_INPUT ROWS_.
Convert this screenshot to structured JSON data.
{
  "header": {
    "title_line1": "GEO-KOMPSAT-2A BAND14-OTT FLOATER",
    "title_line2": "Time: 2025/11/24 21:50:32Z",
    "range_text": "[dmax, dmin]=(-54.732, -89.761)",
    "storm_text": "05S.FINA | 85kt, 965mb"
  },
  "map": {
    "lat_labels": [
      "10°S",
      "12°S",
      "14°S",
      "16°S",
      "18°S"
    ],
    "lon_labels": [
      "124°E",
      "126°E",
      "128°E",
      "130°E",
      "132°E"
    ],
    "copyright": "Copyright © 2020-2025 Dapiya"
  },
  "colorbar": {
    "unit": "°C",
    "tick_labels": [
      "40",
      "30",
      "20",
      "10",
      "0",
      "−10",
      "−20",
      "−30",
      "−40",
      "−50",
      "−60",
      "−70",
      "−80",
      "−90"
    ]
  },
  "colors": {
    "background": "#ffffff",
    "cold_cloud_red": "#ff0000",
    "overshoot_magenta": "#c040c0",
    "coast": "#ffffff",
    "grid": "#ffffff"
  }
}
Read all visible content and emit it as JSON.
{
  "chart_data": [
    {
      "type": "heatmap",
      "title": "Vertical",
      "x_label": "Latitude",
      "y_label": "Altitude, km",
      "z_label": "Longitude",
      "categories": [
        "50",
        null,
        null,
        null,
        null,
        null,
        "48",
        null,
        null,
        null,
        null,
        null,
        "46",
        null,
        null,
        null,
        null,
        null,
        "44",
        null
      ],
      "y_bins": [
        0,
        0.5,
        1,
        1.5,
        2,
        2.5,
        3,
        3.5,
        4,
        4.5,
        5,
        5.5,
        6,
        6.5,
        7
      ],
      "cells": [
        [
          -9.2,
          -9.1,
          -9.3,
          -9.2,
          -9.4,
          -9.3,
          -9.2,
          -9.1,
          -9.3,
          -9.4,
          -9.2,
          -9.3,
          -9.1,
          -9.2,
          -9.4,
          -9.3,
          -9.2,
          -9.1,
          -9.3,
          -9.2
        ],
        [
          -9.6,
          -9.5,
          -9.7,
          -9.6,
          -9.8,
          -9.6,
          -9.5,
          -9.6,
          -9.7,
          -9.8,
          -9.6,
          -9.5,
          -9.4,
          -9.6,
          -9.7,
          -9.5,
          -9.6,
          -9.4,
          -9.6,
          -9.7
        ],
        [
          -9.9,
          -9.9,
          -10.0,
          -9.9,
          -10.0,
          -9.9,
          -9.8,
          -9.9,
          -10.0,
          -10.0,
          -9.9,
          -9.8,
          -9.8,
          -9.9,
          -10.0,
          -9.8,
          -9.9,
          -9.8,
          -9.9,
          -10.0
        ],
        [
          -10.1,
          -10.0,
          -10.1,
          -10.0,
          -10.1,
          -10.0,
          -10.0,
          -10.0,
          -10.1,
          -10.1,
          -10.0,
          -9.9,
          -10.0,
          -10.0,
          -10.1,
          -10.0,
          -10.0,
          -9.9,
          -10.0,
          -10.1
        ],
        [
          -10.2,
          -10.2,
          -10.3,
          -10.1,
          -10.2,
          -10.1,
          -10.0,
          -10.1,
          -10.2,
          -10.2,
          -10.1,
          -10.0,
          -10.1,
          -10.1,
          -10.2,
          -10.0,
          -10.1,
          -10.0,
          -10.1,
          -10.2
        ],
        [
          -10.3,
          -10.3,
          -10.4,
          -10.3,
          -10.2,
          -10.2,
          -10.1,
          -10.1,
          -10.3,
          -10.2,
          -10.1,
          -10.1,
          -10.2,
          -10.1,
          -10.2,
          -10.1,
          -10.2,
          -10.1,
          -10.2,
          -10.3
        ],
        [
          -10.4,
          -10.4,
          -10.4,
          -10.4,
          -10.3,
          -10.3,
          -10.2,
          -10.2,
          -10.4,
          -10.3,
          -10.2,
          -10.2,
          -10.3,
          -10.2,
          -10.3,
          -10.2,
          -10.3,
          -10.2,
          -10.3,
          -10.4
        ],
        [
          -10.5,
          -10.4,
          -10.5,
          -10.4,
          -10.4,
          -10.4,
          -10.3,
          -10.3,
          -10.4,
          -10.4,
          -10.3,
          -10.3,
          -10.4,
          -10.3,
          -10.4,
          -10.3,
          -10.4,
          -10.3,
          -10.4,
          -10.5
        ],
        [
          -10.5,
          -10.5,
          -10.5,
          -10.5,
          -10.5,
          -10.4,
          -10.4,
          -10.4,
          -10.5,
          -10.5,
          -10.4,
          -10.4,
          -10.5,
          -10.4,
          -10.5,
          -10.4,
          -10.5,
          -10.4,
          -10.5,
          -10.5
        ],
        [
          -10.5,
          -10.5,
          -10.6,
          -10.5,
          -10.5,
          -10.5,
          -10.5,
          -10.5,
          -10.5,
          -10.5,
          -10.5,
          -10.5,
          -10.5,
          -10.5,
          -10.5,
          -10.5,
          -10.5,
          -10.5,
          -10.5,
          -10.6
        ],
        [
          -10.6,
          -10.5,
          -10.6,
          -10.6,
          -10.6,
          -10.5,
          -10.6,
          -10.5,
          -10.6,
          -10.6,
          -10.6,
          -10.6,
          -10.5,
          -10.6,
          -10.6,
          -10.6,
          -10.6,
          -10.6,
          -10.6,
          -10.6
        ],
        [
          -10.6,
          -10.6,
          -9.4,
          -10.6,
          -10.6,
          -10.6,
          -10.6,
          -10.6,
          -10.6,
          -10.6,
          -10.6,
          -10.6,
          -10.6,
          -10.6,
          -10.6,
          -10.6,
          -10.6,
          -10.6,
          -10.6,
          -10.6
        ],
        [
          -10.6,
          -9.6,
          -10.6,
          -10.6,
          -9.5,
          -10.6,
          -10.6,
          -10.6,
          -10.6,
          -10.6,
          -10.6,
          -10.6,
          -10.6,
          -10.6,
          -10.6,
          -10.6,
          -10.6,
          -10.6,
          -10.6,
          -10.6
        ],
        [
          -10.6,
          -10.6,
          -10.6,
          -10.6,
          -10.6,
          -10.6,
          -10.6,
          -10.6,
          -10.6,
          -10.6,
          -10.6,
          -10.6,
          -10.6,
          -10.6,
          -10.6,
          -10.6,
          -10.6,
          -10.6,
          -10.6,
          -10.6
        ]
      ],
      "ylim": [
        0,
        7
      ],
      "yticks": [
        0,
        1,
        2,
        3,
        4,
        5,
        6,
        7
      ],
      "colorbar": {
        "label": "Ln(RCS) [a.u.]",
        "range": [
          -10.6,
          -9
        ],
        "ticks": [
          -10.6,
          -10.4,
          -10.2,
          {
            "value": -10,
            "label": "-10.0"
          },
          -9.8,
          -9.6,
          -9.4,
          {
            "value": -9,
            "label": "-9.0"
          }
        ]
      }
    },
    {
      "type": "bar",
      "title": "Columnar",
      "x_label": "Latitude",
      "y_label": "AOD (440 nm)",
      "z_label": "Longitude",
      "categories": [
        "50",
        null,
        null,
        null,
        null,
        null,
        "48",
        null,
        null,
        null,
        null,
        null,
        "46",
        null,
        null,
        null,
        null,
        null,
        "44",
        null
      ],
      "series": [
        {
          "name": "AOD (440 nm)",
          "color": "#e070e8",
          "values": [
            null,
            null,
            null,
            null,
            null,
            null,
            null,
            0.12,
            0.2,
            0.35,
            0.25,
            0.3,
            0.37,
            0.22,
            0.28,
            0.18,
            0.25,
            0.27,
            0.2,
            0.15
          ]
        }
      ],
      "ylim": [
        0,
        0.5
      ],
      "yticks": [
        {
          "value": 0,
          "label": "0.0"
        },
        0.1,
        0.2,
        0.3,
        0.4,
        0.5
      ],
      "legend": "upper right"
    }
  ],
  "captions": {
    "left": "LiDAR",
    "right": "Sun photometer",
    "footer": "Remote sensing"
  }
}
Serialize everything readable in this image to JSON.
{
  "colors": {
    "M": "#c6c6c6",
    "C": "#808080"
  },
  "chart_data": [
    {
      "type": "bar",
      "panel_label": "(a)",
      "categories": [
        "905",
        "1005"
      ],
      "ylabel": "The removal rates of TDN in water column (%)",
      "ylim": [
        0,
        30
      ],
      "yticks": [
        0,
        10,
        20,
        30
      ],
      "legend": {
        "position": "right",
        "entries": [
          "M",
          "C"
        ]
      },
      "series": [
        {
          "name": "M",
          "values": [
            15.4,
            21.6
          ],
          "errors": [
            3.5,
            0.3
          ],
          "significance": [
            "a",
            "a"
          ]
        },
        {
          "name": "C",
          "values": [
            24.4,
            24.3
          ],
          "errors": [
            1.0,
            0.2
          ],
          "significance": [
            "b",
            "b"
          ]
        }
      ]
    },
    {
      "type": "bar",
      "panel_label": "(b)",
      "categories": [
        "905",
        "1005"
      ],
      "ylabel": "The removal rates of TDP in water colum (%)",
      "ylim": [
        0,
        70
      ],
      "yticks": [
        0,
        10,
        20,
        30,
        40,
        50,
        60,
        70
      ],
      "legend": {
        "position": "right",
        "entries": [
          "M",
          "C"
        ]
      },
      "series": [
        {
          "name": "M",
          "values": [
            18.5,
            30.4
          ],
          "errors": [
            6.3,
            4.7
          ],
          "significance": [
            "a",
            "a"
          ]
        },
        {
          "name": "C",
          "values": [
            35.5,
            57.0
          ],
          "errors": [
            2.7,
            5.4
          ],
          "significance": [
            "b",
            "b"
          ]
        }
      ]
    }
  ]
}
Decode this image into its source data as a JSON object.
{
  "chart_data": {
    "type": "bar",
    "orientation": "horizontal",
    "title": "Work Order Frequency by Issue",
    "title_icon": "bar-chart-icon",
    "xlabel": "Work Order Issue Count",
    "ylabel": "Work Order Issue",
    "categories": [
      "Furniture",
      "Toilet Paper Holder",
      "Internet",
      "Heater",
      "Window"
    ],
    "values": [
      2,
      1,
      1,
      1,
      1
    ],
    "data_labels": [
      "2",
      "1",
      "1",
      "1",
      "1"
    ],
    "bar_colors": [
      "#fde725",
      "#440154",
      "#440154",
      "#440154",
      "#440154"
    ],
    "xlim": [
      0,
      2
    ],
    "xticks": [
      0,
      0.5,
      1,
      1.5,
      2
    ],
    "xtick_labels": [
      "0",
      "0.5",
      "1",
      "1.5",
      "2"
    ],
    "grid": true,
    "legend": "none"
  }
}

_SET PROBLEM_.
In the listing, find every line containing the word "this" and list it.

_ANSWER BELOW_.
Convert this screenshot to structured JSON data.
Serialize everything readable in this image to JSON.
Decode this image into its source data as a JSON object.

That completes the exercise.